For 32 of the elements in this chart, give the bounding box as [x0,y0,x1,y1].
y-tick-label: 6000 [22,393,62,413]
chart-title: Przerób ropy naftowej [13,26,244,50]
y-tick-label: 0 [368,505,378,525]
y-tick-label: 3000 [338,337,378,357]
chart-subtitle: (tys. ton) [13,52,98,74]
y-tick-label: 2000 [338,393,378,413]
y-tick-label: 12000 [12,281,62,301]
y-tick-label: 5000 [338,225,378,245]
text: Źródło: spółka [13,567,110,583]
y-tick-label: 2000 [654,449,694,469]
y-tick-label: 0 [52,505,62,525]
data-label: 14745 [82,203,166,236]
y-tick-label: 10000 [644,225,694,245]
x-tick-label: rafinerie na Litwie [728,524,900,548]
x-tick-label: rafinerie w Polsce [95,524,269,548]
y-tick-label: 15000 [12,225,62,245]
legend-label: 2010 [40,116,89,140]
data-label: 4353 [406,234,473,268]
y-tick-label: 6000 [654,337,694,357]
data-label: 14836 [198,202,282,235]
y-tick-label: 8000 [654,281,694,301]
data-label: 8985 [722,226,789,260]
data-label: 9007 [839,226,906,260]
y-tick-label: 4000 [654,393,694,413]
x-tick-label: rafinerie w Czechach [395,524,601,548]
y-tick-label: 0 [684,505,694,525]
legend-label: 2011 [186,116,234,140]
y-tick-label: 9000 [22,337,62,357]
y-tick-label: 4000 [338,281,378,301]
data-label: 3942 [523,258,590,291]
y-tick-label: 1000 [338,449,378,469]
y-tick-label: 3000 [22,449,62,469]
=======
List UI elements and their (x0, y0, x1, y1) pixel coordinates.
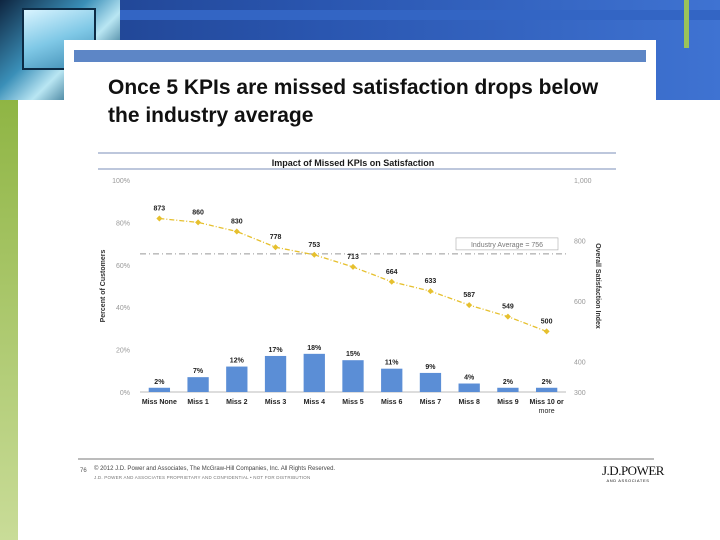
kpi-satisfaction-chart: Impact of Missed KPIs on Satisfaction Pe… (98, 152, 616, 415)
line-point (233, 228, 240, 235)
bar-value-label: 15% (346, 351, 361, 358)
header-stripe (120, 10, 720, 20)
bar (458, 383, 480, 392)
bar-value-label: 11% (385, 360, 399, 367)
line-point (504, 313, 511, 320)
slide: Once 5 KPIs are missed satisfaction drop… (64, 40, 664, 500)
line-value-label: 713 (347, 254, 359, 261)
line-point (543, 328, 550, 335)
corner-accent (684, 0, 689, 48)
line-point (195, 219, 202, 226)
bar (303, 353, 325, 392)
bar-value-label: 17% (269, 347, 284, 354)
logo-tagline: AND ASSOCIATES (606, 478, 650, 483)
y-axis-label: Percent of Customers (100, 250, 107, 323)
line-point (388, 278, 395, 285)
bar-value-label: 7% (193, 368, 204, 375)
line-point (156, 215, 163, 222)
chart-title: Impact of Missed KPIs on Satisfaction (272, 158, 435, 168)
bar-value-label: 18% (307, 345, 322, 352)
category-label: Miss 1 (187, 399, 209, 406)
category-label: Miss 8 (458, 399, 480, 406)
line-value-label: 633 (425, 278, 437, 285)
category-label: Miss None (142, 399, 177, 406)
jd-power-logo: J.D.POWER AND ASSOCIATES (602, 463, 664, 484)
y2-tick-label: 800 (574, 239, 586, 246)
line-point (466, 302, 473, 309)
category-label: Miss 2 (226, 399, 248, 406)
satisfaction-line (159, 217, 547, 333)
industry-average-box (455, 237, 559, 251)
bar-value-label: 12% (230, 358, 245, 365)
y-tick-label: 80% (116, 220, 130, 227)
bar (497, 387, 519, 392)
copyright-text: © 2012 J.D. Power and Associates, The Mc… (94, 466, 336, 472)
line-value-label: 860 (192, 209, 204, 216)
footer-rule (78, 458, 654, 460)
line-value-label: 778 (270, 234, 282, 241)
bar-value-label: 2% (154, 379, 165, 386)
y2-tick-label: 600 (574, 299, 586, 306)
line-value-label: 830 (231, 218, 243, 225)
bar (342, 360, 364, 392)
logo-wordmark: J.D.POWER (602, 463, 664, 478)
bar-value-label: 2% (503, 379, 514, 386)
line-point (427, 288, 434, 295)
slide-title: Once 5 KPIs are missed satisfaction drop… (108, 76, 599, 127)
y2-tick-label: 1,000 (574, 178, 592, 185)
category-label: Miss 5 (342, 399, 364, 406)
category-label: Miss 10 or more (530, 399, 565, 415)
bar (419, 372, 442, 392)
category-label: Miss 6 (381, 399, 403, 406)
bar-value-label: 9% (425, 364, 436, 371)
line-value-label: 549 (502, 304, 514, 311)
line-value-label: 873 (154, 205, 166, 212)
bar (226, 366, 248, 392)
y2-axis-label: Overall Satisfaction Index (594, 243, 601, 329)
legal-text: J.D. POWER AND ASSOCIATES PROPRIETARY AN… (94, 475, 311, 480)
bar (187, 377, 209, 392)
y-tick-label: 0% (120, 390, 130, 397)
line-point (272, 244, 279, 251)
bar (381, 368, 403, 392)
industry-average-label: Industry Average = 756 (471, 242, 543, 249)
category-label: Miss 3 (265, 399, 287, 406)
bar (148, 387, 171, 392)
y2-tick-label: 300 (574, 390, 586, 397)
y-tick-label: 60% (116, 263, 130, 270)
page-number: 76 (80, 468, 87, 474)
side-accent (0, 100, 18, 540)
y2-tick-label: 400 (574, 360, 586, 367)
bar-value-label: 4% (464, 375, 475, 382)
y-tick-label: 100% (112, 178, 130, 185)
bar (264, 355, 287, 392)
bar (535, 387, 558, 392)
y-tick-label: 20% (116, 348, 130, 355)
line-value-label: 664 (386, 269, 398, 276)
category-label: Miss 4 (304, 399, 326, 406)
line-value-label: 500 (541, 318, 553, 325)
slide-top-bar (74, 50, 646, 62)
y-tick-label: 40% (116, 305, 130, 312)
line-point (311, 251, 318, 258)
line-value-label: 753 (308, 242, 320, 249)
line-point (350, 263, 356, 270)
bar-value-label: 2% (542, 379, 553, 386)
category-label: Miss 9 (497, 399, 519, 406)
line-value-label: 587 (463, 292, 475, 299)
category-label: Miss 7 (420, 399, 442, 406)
=======
→ TASK INSTRUCTIONS: Copy out the data lines word for word, starting at the line that contains "For 32 of the" and ending at the line that contains "data-label: 3942 [523,258,590,291]", including both of those lines.

→ SOLUTION FOR THIS PROBLEM:
For 32 of the elements in this chart, give the bounding box as [x0,y0,x1,y1].
y-tick-label: 6000 [22,393,62,413]
chart-title: Przerób ropy naftowej [13,26,244,50]
y-tick-label: 0 [368,505,378,525]
y-tick-label: 3000 [338,337,378,357]
chart-subtitle: (tys. ton) [13,52,98,74]
y-tick-label: 2000 [338,393,378,413]
y-tick-label: 12000 [12,281,62,301]
y-tick-label: 5000 [338,225,378,245]
text: Źródło: spółka [13,567,110,583]
y-tick-label: 2000 [654,449,694,469]
y-tick-label: 0 [52,505,62,525]
data-label: 14745 [82,203,166,236]
y-tick-label: 10000 [644,225,694,245]
x-tick-label: rafinerie na Litwie [728,524,900,548]
x-tick-label: rafinerie w Polsce [95,524,269,548]
y-tick-label: 15000 [12,225,62,245]
legend-label: 2010 [40,116,89,140]
data-label: 4353 [406,234,473,268]
y-tick-label: 6000 [654,337,694,357]
data-label: 14836 [198,202,282,235]
y-tick-label: 8000 [654,281,694,301]
data-label: 8985 [722,226,789,260]
data-label: 9007 [839,226,906,260]
y-tick-label: 4000 [654,393,694,413]
x-tick-label: rafinerie w Czechach [395,524,601,548]
y-tick-label: 0 [684,505,694,525]
legend-label: 2011 [186,116,234,140]
y-tick-label: 9000 [22,337,62,357]
y-tick-label: 4000 [338,281,378,301]
data-label: 3942 [523,258,590,291]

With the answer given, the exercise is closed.